begin Data supplied

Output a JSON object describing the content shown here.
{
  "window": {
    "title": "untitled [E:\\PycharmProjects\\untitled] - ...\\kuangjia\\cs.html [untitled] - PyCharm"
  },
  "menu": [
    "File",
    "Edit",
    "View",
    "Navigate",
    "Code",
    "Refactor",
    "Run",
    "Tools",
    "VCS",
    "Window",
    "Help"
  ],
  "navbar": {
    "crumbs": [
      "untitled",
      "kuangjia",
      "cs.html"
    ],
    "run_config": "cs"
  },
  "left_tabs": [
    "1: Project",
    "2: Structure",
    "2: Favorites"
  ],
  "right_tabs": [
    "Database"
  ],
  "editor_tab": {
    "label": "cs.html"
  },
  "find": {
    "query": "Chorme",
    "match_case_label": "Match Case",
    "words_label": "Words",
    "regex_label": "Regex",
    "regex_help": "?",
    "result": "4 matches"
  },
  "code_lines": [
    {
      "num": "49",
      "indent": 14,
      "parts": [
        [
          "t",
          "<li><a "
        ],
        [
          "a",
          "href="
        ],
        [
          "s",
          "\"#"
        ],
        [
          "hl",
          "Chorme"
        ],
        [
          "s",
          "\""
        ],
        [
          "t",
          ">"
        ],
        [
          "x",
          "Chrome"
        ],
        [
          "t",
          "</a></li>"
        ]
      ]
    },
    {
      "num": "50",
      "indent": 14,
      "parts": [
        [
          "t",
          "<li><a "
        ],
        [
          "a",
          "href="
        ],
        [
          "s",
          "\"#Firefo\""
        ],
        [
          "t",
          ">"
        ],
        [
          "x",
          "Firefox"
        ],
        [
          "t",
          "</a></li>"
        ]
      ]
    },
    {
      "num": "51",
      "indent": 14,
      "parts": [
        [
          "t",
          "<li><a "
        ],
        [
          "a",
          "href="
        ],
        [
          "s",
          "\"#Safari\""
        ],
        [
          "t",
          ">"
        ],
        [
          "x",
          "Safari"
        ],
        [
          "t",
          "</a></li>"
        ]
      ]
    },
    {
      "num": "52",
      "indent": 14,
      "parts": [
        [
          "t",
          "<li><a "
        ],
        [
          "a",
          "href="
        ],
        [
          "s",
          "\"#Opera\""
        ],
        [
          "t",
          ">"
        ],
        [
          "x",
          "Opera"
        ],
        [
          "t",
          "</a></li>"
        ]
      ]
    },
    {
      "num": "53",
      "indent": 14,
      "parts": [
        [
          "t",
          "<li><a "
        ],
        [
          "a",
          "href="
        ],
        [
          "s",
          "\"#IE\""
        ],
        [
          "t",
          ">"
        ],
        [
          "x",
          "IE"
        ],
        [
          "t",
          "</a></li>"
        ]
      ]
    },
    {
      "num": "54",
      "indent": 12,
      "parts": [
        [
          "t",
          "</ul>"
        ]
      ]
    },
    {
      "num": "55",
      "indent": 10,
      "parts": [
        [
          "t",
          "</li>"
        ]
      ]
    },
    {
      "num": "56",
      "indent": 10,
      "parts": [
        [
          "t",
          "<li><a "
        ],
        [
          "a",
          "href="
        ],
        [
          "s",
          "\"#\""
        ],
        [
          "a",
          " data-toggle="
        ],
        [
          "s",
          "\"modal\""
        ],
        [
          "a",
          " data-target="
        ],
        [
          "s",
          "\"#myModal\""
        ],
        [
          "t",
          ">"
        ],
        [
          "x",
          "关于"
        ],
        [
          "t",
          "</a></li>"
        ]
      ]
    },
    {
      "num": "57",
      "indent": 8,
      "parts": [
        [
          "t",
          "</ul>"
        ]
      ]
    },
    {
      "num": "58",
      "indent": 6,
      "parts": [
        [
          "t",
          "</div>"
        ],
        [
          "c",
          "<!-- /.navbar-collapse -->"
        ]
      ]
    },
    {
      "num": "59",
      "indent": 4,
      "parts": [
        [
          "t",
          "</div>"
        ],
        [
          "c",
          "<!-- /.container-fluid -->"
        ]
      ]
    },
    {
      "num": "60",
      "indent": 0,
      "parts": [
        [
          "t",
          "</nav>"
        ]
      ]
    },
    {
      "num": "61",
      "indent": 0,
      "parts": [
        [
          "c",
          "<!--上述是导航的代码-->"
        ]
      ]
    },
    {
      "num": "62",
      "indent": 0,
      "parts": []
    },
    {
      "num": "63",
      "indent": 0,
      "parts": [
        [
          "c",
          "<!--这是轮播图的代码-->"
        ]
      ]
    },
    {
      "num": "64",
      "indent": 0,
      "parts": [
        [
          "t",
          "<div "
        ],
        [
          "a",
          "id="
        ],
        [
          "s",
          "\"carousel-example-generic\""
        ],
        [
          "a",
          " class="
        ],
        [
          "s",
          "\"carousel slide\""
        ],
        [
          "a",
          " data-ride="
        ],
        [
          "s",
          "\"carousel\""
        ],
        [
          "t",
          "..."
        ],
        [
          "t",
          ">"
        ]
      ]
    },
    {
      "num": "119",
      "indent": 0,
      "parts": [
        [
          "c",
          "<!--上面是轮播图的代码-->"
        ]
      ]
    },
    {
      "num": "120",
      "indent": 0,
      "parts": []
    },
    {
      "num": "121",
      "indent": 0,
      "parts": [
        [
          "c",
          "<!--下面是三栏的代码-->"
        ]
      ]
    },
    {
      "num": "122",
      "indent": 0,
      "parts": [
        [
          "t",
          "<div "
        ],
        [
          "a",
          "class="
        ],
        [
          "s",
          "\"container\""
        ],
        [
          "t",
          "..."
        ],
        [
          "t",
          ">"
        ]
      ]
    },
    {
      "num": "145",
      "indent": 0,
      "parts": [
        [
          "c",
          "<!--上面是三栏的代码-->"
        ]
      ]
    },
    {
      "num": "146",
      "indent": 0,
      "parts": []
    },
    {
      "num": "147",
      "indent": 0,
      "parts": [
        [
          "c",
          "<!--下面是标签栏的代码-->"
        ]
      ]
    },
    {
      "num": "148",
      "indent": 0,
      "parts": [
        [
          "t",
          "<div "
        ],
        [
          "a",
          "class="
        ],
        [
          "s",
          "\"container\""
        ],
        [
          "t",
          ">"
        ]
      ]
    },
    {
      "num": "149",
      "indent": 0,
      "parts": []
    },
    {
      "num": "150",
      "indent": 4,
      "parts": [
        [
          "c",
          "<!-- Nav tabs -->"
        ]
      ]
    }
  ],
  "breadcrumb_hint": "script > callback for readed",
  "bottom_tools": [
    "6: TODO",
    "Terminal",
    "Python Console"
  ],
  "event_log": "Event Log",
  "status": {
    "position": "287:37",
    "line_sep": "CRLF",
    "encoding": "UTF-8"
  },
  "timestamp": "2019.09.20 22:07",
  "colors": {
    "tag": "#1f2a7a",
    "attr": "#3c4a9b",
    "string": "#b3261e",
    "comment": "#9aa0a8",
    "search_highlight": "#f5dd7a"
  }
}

end Data supplied

- _Problem description_
Restate the whole of the material exactly.

- _Task response_
Output a JSON object describing the content shown here.
{
  "window": {
    "title": "untitled [E:\\PycharmProjects\\untitled] - ...\\kuangjia\\cs.html [untitled] - PyCharm"
  },
  "menu": [
    "File",
    "Edit",
    "View",
    "Navigate",
    "Code",
    "Refactor",
    "Run",
    "Tools",
    "VCS",
    "Window",
    "Help"
  ],
  "navbar": {
    "crumbs": [
      "untitled",
      "kuangjia",
      "cs.html"
    ],
    "run_config": "cs"
  },
  "left_tabs": [
    "1: Project",
    "2: Structure",
    "2: Favorites"
  ],
  "right_tabs": [
    "Database"
  ],
  "editor_tab": {
    "label": "cs.html"
  },
  "find": {
    "query": "Chorme",
    "match_case_label": "Match Case",
    "words_label": "Words",
    "regex_label": "Regex",
    "regex_help": "?",
    "result": "4 matches"
  },
  "code_lines": [
    {
      "num": "49",
      "indent": 14,
      "parts": [
        [
          "t",
          "<li><a "
        ],
        [
          "a",
          "href="
        ],
        [
          "s",
          "\"#"
        ],
        [
          "hl",
          "Chorme"
        ],
        [
          "s",
          "\""
        ],
        [
          "t",
          ">"
        ],
        [
          "x",
          "Chrome"
        ],
        [
          "t",
          "</a></li>"
        ]
      ]
    },
    {
      "num": "50",
      "indent": 14,
      "parts": [
        [
          "t",
          "<li><a "
        ],
        [
          "a",
          "href="
        ],
        [
          "s",
          "\"#Firefo\""
        ],
        [
          "t",
          ">"
        ],
        [
          "x",
          "Firefox"
        ],
        [
          "t",
          "</a></li>"
        ]
      ]
    },
    {
      "num": "51",
      "indent": 14,
      "parts": [
        [
          "t",
          "<li><a "
        ],
        [
          "a",
          "href="
        ],
        [
          "s",
          "\"#Safari\""
        ],
        [
          "t",
          ">"
        ],
        [
          "x",
          "Safari"
        ],
        [
          "t",
          "</a></li>"
        ]
      ]
    },
    {
      "num": "52",
      "indent": 14,
      "parts": [
        [
          "t",
          "<li><a "
        ],
        [
          "a",
          "href="
        ],
        [
          "s",
          "\"#Opera\""
        ],
        [
          "t",
          ">"
        ],
        [
          "x",
          "Opera"
        ],
        [
          "t",
          "</a></li>"
        ]
      ]
    },
    {
      "num": "53",
      "indent": 14,
      "parts": [
        [
          "t",
          "<li><a "
        ],
        [
          "a",
          "href="
        ],
        [
          "s",
          "\"#IE\""
        ],
        [
          "t",
          ">"
        ],
        [
          "x",
          "IE"
        ],
        [
          "t",
          "</a></li>"
        ]
      ]
    },
    {
      "num": "54",
      "indent": 12,
      "parts": [
        [
          "t",
          "</ul>"
        ]
      ]
    },
    {
      "num": "55",
      "indent": 10,
      "parts": [
        [
          "t",
          "</li>"
        ]
      ]
    },
    {
      "num": "56",
      "indent": 10,
      "parts": [
        [
          "t",
          "<li><a "
        ],
        [
          "a",
          "href="
        ],
        [
          "s",
          "\"#\""
        ],
        [
          "a",
          " data-toggle="
        ],
        [
          "s",
          "\"modal\""
        ],
        [
          "a",
          " data-target="
        ],
        [
          "s",
          "\"#myModal\""
        ],
        [
          "t",
          ">"
        ],
        [
          "x",
          "关于"
        ],
        [
          "t",
          "</a></li>"
        ]
      ]
    },
    {
      "num": "57",
      "indent": 8,
      "parts": [
        [
          "t",
          "</ul>"
        ]
      ]
    },
    {
      "num": "58",
      "indent": 6,
      "parts": [
        [
          "t",
          "</div>"
        ],
        [
          "c",
          "<!-- /.navbar-collapse -->"
        ]
      ]
    },
    {
      "num": "59",
      "indent": 4,
      "parts": [
        [
          "t",
          "</div>"
        ],
        [
          "c",
          "<!-- /.container-fluid -->"
        ]
      ]
    },
    {
      "num": "60",
      "indent": 0,
      "parts": [
        [
          "t",
          "</nav>"
        ]
      ]
    },
    {
      "num": "61",
      "indent": 0,
      "parts": [
        [
          "c",
          "<!--上述是导航的代码-->"
        ]
      ]
    },
    {
      "num": "62",
      "indent": 0,
      "parts": []
    },
    {
      "num": "63",
      "indent": 0,
      "parts": [
        [
          "c",
          "<!--这是轮播图的代码-->"
        ]
      ]
    },
    {
      "num": "64",
      "indent": 0,
      "parts": [
        [
          "t",
          "<div "
        ],
        [
          "a",
          "id="
        ],
        [
          "s",
          "\"carousel-example-generic\""
        ],
        [
          "a",
          " class="
        ],
        [
          "s",
          "\"carousel slide\""
        ],
        [
          "a",
          " data-ride="
        ],
        [
          "s",
          "\"carousel\""
        ],
        [
          "t",
          "..."
        ],
        [
          "t",
          ">"
        ]
      ]
    },
    {
      "num": "119",
      "indent": 0,
      "parts": [
        [
          "c",
          "<!--上面是轮播图的代码-->"
        ]
      ]
    },
    {
      "num": "120",
      "indent": 0,
      "parts": []
    },
    {
      "num": "121",
      "indent": 0,
      "parts": [
        [
          "c",
          "<!--下面是三栏的代码-->"
        ]
      ]
    },
    {
      "num": "122",
      "indent": 0,
      "parts": [
        [
          "t",
          "<div "
        ],
        [
          "a",
          "class="
        ],
        [
          "s",
          "\"container\""
        ],
        [
          "t",
          "..."
        ],
        [
          "t",
          ">"
        ]
      ]
    },
    {
      "num": "145",
      "indent": 0,
      "parts": [
        [
          "c",
          "<!--上面是三栏的代码-->"
        ]
      ]
    },
    {
      "num": "146",
      "indent": 0,
      "parts": []
    },
    {
      "num": "147",
      "indent": 0,
      "parts": [
        [
          "c",
          "<!--下面是标签栏的代码-->"
        ]
      ]
    },
    {
      "num": "148",
      "indent": 0,
      "parts": [
        [
          "t",
          "<div "
        ],
        [
          "a",
          "class="
        ],
        [
          "s",
          "\"container\""
        ],
        [
          "t",
          ">"
        ]
      ]
    },
    {
      "num": "149",
      "indent": 0,
      "parts": []
    },
    {
      "num": "150",
      "indent": 4,
      "parts": [
        [
          "c",
          "<!-- Nav tabs -->"
        ]
      ]
    }
  ],
  "breadcrumb_hint": "script > callback for readed",
  "bottom_tools": [
    "6: TODO",
    "Terminal",
    "Python Console"
  ],
  "event_log": "Event Log",
  "status": {
    "position": "287:37",
    "line_sep": "CRLF",
    "encoding": "UTF-8"
  },
  "timestamp": "2019.09.20 22:07",
  "colors": {
    "tag": "#1f2a7a",
    "attr": "#3c4a9b",
    "string": "#b3261e",
    "comment": "#9aa0a8",
    "search_highlight": "#f5dd7a"
  }
}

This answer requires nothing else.